(Items from a dataset)
(begin)

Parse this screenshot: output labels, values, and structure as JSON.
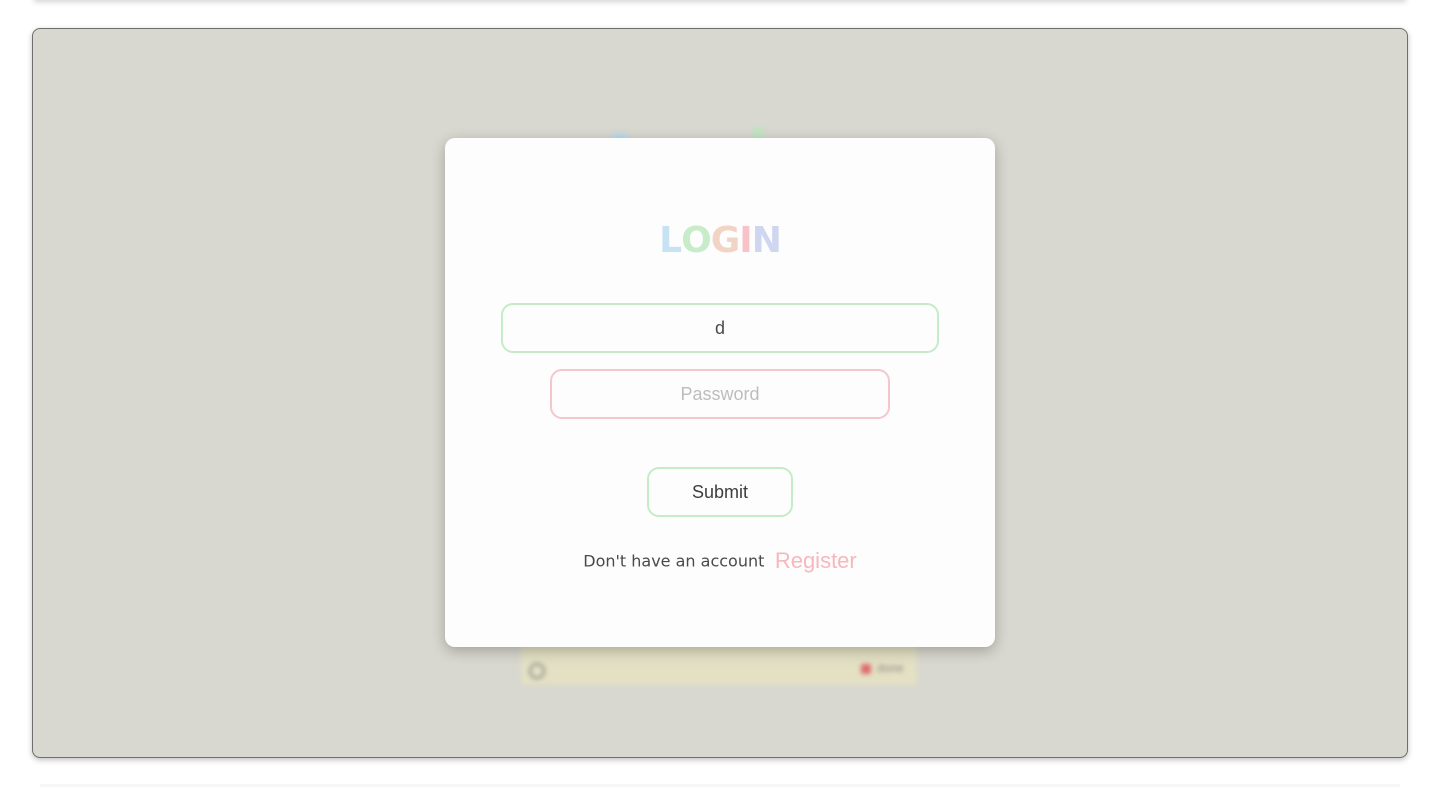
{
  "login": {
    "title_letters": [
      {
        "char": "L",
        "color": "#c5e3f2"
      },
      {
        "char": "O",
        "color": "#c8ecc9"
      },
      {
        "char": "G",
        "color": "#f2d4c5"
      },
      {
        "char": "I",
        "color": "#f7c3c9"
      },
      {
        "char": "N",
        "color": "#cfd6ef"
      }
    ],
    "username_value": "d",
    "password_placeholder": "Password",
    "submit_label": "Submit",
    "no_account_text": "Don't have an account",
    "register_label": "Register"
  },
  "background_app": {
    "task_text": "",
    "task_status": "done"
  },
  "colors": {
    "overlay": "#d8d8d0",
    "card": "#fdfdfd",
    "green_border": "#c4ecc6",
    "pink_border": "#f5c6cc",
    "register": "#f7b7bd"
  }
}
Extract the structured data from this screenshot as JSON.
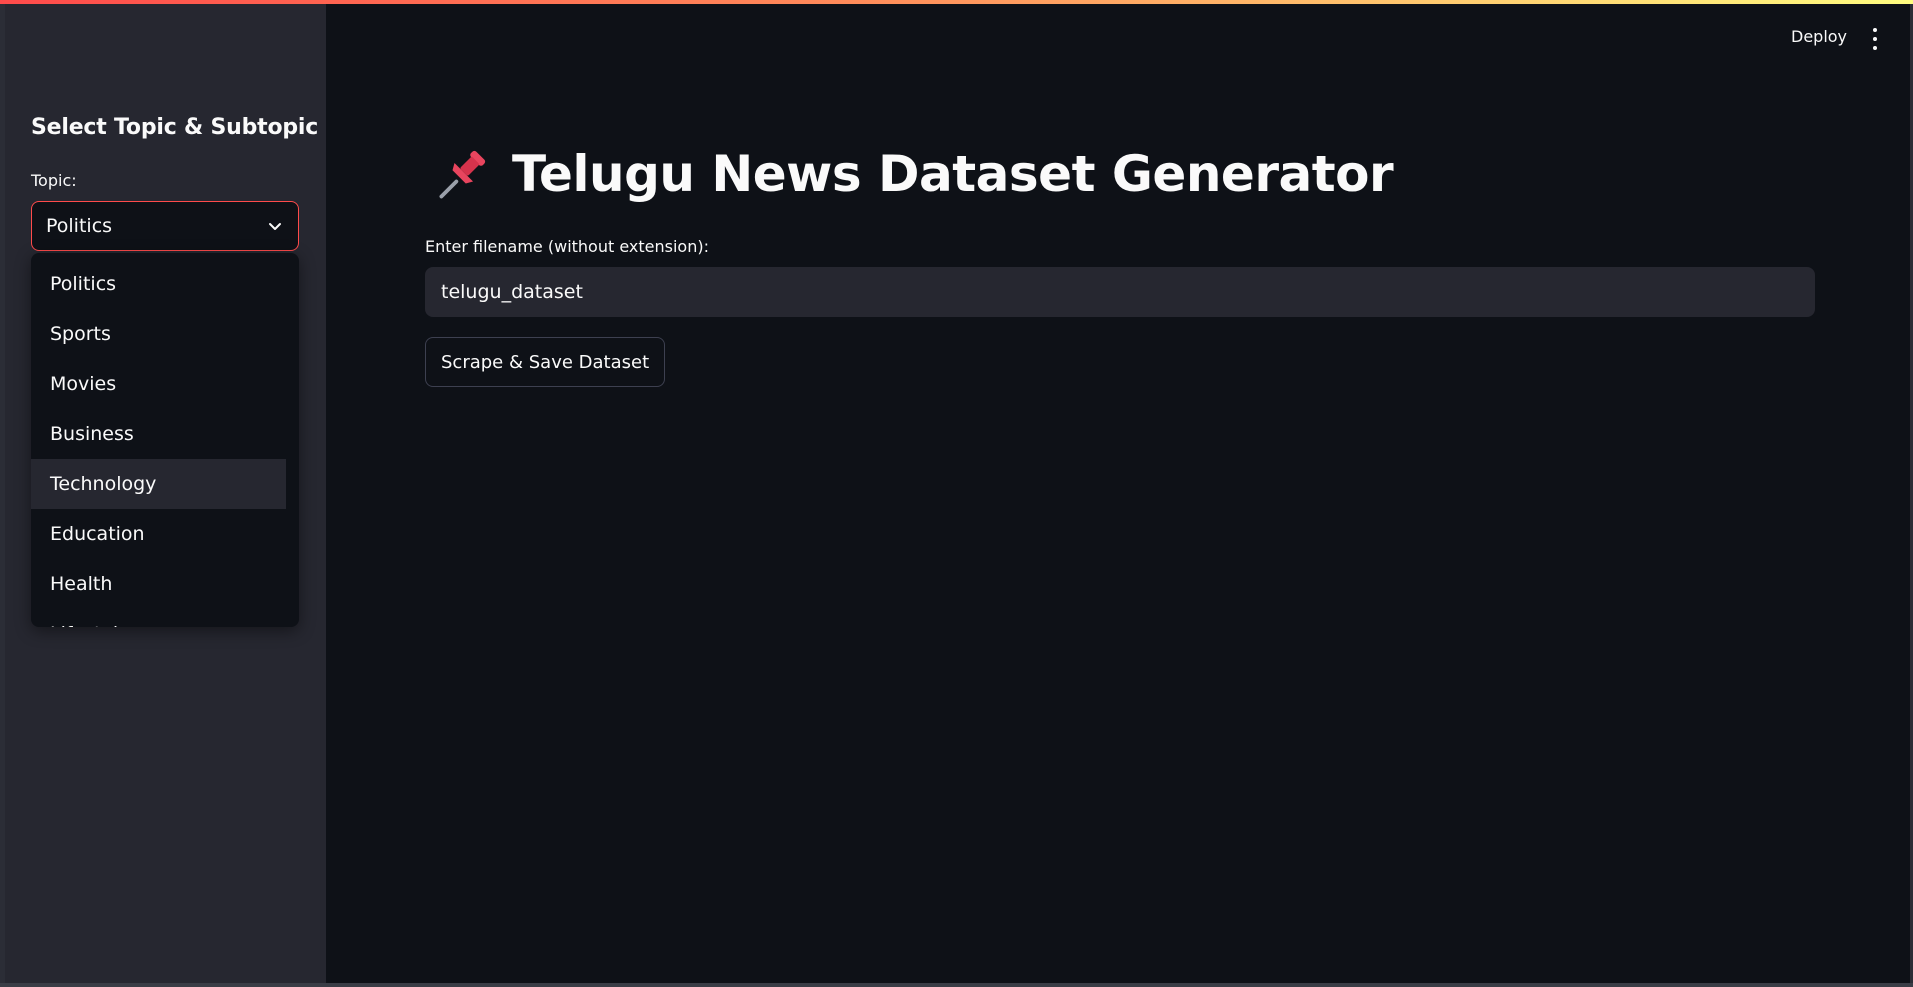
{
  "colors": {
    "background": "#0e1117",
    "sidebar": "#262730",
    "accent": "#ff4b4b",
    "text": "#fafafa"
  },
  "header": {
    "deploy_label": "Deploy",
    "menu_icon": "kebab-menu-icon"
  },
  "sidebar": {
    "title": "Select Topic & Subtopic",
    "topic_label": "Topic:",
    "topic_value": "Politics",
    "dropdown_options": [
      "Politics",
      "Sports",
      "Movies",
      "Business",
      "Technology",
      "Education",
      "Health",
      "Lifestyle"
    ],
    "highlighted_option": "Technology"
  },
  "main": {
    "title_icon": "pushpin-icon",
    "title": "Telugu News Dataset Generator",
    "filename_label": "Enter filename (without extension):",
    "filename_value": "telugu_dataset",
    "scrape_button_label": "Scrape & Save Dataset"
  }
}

(end)

Retype, word for word, only the lines from the line with "Extract the structured" to the final line of the listing above; the pictures do not belong in the copy.

Output:
Extract the structured data from this screenshot as JSON.
{
  "colors": {
    "background": "#0e1117",
    "sidebar": "#262730",
    "accent": "#ff4b4b",
    "text": "#fafafa"
  },
  "header": {
    "deploy_label": "Deploy",
    "menu_icon": "kebab-menu-icon"
  },
  "sidebar": {
    "title": "Select Topic & Subtopic",
    "topic_label": "Topic:",
    "topic_value": "Politics",
    "dropdown_options": [
      "Politics",
      "Sports",
      "Movies",
      "Business",
      "Technology",
      "Education",
      "Health",
      "Lifestyle"
    ],
    "highlighted_option": "Technology"
  },
  "main": {
    "title_icon": "pushpin-icon",
    "title": "Telugu News Dataset Generator",
    "filename_label": "Enter filename (without extension):",
    "filename_value": "telugu_dataset",
    "scrape_button_label": "Scrape & Save Dataset"
  }
}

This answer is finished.